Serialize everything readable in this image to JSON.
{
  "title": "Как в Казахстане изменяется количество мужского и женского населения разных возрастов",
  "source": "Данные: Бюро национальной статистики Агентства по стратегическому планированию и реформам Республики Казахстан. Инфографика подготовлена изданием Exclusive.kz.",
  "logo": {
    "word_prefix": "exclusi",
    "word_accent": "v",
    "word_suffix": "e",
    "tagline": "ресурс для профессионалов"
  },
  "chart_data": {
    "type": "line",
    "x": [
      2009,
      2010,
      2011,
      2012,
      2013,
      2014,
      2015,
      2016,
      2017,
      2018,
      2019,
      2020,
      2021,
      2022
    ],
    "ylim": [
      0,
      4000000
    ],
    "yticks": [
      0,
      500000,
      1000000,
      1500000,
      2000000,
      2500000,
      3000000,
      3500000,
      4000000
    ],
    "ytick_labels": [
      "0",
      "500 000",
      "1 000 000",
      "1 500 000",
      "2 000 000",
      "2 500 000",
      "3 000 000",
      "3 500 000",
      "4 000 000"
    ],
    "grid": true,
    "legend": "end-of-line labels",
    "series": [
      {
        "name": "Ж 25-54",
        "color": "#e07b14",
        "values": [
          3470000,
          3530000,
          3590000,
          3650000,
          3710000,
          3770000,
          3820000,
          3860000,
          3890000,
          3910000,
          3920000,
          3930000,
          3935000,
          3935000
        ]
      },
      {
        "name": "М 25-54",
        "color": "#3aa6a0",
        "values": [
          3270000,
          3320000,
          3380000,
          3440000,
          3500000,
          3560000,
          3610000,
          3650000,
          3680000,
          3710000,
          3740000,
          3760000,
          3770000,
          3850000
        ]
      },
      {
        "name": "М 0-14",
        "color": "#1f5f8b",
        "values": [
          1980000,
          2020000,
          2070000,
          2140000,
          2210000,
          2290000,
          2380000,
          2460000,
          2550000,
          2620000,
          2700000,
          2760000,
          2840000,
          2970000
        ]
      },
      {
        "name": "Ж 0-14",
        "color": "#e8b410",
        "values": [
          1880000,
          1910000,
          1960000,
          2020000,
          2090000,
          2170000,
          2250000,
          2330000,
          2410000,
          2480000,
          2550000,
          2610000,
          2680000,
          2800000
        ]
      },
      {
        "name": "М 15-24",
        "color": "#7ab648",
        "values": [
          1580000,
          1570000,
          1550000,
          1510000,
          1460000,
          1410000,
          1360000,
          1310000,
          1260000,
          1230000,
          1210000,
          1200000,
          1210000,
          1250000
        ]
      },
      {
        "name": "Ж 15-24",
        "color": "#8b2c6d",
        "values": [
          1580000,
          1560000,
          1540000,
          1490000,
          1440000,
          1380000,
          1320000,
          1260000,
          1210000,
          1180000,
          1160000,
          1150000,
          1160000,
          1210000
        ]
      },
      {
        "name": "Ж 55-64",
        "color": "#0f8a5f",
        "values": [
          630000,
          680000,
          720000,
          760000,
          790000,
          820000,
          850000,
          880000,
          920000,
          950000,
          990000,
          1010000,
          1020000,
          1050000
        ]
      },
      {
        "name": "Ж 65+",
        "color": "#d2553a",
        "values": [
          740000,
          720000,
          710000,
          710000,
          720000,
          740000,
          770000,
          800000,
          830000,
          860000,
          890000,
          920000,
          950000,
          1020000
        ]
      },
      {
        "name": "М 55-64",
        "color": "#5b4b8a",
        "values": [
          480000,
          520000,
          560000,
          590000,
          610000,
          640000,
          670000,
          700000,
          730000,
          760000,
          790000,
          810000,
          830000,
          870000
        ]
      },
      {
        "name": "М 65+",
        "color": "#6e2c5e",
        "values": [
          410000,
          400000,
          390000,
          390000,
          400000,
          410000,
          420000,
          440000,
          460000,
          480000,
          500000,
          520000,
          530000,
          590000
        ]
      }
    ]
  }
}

-.-.-

Give the listing above again, word for word.

Serialize everything readable in this image to JSON.
{
  "title": "Как в Казахстане изменяется количество мужского и женского населения разных возрастов",
  "source": "Данные: Бюро национальной статистики Агентства по стратегическому планированию и реформам Республики Казахстан. Инфографика подготовлена изданием Exclusive.kz.",
  "logo": {
    "word_prefix": "exclusi",
    "word_accent": "v",
    "word_suffix": "e",
    "tagline": "ресурс для профессионалов"
  },
  "chart_data": {
    "type": "line",
    "x": [
      2009,
      2010,
      2011,
      2012,
      2013,
      2014,
      2015,
      2016,
      2017,
      2018,
      2019,
      2020,
      2021,
      2022
    ],
    "ylim": [
      0,
      4000000
    ],
    "yticks": [
      0,
      500000,
      1000000,
      1500000,
      2000000,
      2500000,
      3000000,
      3500000,
      4000000
    ],
    "ytick_labels": [
      "0",
      "500 000",
      "1 000 000",
      "1 500 000",
      "2 000 000",
      "2 500 000",
      "3 000 000",
      "3 500 000",
      "4 000 000"
    ],
    "grid": true,
    "legend": "end-of-line labels",
    "series": [
      {
        "name": "Ж 25-54",
        "color": "#e07b14",
        "values": [
          3470000,
          3530000,
          3590000,
          3650000,
          3710000,
          3770000,
          3820000,
          3860000,
          3890000,
          3910000,
          3920000,
          3930000,
          3935000,
          3935000
        ]
      },
      {
        "name": "М 25-54",
        "color": "#3aa6a0",
        "values": [
          3270000,
          3320000,
          3380000,
          3440000,
          3500000,
          3560000,
          3610000,
          3650000,
          3680000,
          3710000,
          3740000,
          3760000,
          3770000,
          3850000
        ]
      },
      {
        "name": "М 0-14",
        "color": "#1f5f8b",
        "values": [
          1980000,
          2020000,
          2070000,
          2140000,
          2210000,
          2290000,
          2380000,
          2460000,
          2550000,
          2620000,
          2700000,
          2760000,
          2840000,
          2970000
        ]
      },
      {
        "name": "Ж 0-14",
        "color": "#e8b410",
        "values": [
          1880000,
          1910000,
          1960000,
          2020000,
          2090000,
          2170000,
          2250000,
          2330000,
          2410000,
          2480000,
          2550000,
          2610000,
          2680000,
          2800000
        ]
      },
      {
        "name": "М 15-24",
        "color": "#7ab648",
        "values": [
          1580000,
          1570000,
          1550000,
          1510000,
          1460000,
          1410000,
          1360000,
          1310000,
          1260000,
          1230000,
          1210000,
          1200000,
          1210000,
          1250000
        ]
      },
      {
        "name": "Ж 15-24",
        "color": "#8b2c6d",
        "values": [
          1580000,
          1560000,
          1540000,
          1490000,
          1440000,
          1380000,
          1320000,
          1260000,
          1210000,
          1180000,
          1160000,
          1150000,
          1160000,
          1210000
        ]
      },
      {
        "name": "Ж 55-64",
        "color": "#0f8a5f",
        "values": [
          630000,
          680000,
          720000,
          760000,
          790000,
          820000,
          850000,
          880000,
          920000,
          950000,
          990000,
          1010000,
          1020000,
          1050000
        ]
      },
      {
        "name": "Ж 65+",
        "color": "#d2553a",
        "values": [
          740000,
          720000,
          710000,
          710000,
          720000,
          740000,
          770000,
          800000,
          830000,
          860000,
          890000,
          920000,
          950000,
          1020000
        ]
      },
      {
        "name": "М 55-64",
        "color": "#5b4b8a",
        "values": [
          480000,
          520000,
          560000,
          590000,
          610000,
          640000,
          670000,
          700000,
          730000,
          760000,
          790000,
          810000,
          830000,
          870000
        ]
      },
      {
        "name": "М 65+",
        "color": "#6e2c5e",
        "values": [
          410000,
          400000,
          390000,
          390000,
          400000,
          410000,
          420000,
          440000,
          460000,
          480000,
          500000,
          520000,
          530000,
          590000
        ]
      }
    ]
  }
}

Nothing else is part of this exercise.